▶ TASK
Locate every line below that contains the word "desired" and copy it.

Data entries for graphics
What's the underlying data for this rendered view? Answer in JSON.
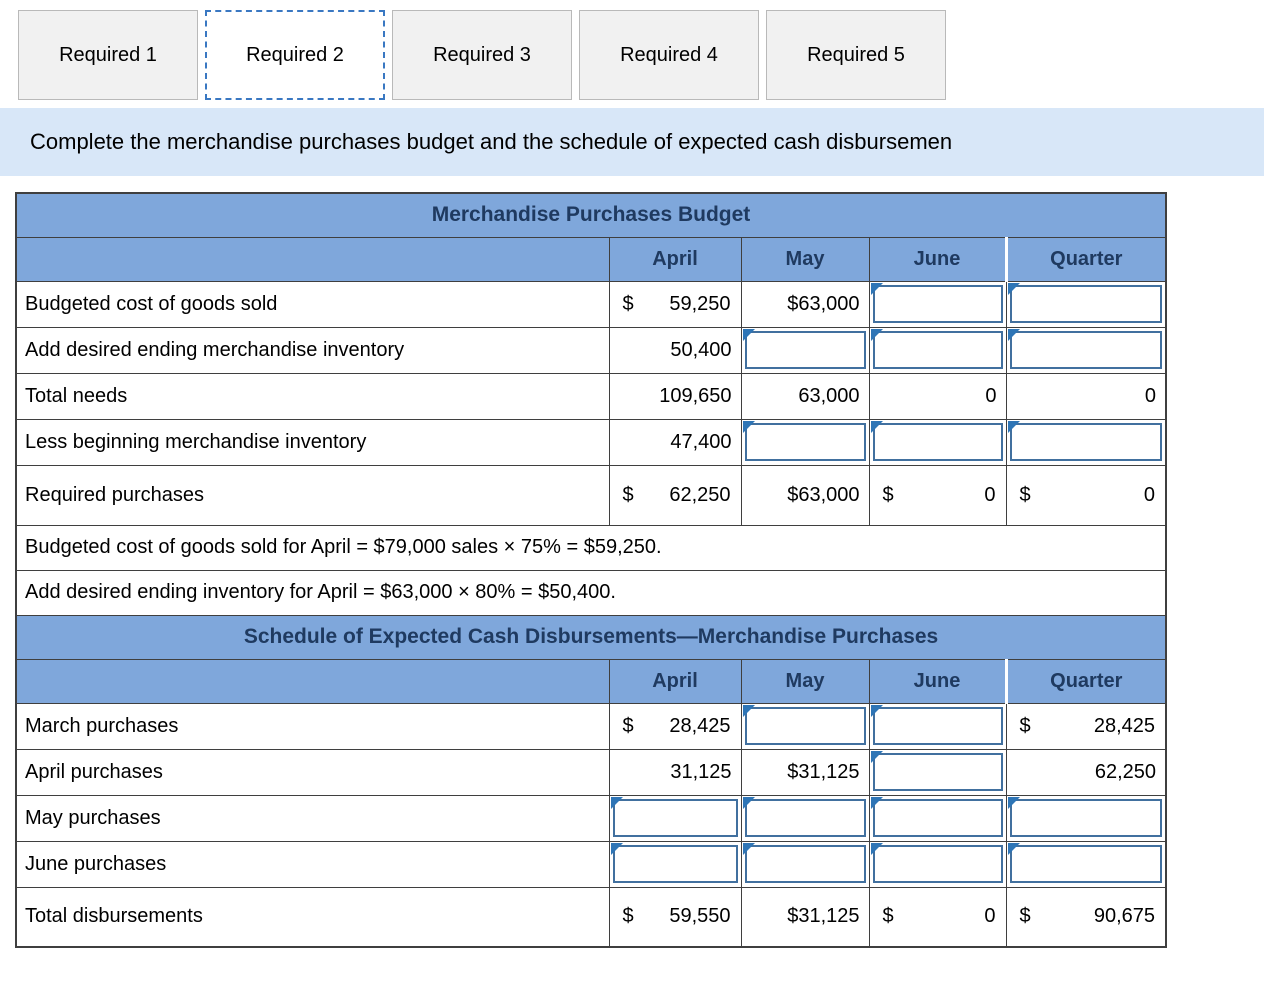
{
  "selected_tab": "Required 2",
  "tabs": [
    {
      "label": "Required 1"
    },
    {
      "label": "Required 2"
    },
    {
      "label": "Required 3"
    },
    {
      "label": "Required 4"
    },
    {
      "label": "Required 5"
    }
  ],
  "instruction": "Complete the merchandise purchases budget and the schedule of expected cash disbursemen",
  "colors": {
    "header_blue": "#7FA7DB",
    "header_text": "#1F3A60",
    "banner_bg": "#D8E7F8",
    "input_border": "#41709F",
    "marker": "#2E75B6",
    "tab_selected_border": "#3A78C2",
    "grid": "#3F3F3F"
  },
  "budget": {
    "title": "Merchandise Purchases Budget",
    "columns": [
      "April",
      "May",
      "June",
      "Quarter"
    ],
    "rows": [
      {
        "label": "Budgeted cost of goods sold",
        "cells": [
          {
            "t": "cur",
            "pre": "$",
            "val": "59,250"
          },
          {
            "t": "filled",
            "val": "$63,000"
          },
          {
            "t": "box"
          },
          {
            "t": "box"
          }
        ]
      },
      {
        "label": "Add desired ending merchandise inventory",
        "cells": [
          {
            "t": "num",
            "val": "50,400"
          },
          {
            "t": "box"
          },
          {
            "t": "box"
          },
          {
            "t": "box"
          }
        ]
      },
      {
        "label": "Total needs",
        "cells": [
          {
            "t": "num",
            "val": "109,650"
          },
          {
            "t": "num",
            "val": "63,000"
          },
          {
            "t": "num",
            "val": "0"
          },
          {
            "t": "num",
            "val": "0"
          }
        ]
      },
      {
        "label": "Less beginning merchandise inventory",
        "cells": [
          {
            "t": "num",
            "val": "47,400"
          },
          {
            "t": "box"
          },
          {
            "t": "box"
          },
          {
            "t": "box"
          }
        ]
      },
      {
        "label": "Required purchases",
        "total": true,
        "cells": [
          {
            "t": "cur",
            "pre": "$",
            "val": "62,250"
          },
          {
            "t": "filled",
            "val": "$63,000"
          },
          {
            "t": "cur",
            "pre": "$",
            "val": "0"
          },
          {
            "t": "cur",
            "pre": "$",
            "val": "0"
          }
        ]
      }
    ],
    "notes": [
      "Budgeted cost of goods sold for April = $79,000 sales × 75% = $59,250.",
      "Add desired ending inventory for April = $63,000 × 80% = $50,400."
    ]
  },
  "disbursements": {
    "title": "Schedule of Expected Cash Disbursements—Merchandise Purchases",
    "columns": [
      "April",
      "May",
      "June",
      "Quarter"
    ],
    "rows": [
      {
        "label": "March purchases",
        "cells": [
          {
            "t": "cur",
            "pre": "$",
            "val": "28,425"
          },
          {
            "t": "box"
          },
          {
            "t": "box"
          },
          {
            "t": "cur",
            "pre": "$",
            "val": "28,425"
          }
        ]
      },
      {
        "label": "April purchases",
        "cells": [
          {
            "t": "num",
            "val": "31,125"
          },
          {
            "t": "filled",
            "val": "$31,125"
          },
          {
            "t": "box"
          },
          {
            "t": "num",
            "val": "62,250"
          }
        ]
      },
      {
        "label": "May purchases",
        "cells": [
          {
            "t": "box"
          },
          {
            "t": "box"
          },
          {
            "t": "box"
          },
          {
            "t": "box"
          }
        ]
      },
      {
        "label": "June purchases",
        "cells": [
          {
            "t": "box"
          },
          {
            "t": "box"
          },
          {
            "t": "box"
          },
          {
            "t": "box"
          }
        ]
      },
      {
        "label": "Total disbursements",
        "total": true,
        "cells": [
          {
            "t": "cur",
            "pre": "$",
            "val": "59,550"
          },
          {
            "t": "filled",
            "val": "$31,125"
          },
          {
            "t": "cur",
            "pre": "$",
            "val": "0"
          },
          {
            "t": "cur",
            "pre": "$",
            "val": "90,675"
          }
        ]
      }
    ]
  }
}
* * *
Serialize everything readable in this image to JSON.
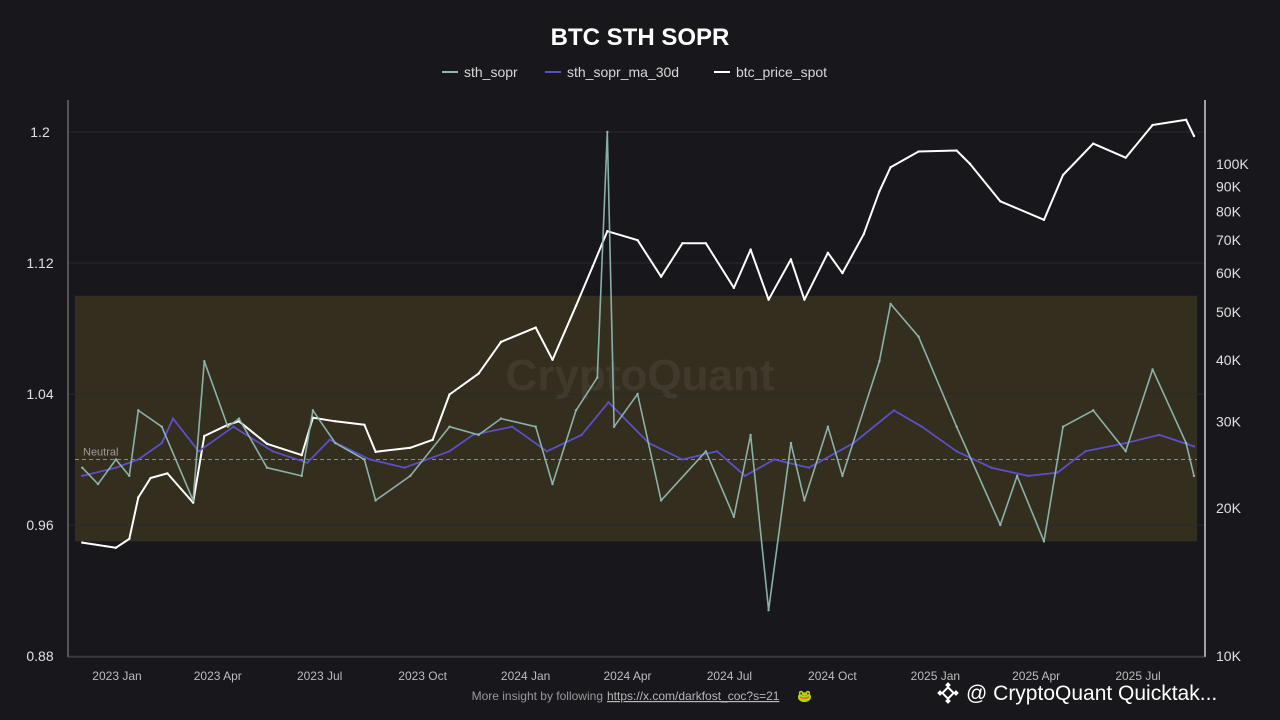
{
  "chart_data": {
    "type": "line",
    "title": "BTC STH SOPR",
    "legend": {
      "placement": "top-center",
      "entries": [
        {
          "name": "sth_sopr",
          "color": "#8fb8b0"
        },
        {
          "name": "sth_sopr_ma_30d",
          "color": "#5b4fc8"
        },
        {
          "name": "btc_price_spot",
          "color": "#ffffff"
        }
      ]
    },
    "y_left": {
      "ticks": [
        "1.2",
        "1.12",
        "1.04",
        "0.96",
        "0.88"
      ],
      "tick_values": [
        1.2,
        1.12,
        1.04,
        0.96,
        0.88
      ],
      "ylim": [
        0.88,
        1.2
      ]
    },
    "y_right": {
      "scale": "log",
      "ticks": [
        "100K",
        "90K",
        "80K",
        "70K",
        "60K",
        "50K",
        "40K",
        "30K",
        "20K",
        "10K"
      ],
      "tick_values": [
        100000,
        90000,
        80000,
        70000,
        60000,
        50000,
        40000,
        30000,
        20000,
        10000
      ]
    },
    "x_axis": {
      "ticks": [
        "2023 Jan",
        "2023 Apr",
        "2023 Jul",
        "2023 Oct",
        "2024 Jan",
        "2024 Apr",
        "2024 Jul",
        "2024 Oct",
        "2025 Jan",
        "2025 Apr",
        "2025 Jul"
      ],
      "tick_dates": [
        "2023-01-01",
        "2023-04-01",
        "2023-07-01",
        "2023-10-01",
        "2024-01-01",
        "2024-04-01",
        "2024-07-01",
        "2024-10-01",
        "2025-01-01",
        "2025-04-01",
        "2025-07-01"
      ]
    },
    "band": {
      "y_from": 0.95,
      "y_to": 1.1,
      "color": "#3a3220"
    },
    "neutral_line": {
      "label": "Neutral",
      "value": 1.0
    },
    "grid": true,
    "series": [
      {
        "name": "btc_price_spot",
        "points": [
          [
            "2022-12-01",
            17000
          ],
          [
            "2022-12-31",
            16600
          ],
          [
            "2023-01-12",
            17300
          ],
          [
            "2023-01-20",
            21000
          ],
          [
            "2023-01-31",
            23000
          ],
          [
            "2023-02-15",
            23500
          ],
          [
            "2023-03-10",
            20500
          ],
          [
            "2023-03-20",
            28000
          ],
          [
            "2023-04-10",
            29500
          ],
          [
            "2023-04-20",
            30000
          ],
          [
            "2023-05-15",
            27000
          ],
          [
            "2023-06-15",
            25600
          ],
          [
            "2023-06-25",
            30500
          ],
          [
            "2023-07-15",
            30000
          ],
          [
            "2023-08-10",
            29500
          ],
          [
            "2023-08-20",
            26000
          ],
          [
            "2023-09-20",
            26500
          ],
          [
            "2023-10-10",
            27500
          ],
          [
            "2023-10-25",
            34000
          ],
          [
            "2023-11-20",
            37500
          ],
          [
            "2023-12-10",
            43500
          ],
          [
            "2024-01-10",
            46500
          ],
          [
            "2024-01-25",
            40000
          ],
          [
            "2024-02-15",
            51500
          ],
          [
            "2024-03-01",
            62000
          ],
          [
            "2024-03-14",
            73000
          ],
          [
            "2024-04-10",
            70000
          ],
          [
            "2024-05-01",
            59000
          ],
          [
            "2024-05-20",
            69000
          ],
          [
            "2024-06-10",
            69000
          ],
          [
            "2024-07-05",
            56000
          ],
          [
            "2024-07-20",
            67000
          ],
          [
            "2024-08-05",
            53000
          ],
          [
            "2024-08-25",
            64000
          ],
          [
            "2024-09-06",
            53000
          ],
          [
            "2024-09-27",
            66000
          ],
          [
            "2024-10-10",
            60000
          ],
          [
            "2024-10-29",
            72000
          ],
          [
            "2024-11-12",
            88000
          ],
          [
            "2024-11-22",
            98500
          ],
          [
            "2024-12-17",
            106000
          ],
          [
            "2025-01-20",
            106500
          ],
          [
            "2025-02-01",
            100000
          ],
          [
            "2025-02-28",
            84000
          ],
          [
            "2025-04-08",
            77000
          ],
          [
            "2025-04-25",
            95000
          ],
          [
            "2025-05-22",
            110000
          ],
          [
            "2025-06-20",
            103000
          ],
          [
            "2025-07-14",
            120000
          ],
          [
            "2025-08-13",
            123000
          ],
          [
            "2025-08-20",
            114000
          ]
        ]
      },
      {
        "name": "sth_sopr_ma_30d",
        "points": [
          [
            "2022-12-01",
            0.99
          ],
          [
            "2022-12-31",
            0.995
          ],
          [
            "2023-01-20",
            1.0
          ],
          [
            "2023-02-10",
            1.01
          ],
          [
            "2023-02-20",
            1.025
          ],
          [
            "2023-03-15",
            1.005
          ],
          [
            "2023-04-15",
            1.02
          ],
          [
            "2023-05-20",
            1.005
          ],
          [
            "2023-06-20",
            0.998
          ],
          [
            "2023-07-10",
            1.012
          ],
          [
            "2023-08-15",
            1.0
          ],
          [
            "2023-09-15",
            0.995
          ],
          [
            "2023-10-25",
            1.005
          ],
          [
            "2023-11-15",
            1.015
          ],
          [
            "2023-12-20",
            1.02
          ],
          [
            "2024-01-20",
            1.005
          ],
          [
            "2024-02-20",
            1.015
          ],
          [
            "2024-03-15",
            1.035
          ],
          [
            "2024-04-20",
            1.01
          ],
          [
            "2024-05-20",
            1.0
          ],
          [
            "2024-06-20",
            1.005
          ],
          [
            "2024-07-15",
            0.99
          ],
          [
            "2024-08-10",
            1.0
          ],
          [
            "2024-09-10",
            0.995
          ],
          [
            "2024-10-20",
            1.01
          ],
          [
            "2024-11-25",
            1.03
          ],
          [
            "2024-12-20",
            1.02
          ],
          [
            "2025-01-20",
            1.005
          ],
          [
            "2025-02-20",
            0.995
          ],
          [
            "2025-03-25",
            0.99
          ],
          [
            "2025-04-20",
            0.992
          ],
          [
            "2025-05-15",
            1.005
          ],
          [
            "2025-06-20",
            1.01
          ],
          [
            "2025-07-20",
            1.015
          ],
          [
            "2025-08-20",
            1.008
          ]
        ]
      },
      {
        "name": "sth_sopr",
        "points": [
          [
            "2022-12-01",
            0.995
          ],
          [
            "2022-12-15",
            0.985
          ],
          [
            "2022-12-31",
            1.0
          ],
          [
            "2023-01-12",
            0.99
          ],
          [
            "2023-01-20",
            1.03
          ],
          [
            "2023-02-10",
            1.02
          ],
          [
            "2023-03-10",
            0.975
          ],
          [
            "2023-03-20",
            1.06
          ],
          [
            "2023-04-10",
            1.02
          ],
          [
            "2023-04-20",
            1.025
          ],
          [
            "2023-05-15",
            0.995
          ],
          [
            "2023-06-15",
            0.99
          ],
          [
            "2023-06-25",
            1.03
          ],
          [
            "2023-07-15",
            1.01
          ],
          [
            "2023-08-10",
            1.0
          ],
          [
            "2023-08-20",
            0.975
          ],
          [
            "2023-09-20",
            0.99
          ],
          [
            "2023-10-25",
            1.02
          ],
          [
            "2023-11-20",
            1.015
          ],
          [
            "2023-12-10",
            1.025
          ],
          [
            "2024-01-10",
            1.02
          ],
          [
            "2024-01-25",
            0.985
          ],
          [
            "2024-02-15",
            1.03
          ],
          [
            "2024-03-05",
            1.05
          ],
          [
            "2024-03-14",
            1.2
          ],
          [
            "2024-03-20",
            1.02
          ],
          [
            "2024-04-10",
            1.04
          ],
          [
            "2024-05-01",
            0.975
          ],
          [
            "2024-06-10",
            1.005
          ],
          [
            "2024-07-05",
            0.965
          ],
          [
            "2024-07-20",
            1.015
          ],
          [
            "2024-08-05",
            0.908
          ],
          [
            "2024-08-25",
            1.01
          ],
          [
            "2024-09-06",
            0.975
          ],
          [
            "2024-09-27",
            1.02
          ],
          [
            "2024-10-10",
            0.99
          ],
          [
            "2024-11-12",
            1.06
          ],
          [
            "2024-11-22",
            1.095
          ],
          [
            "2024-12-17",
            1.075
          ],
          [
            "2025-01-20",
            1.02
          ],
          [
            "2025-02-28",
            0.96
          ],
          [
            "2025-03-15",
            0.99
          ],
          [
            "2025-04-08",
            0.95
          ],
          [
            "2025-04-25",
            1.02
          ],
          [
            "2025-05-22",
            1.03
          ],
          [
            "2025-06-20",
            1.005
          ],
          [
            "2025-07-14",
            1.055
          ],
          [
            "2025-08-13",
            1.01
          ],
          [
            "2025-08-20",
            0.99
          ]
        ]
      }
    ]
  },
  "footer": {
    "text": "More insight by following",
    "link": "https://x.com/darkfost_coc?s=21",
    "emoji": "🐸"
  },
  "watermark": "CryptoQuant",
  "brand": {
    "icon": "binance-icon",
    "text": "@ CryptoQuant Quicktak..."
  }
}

▶ RESPONSE TO THIS TASK
        "label": "Add desired ending merchandise inventory",
      "Add desired ending inventory for April = $63,000 × 80% = $50,400."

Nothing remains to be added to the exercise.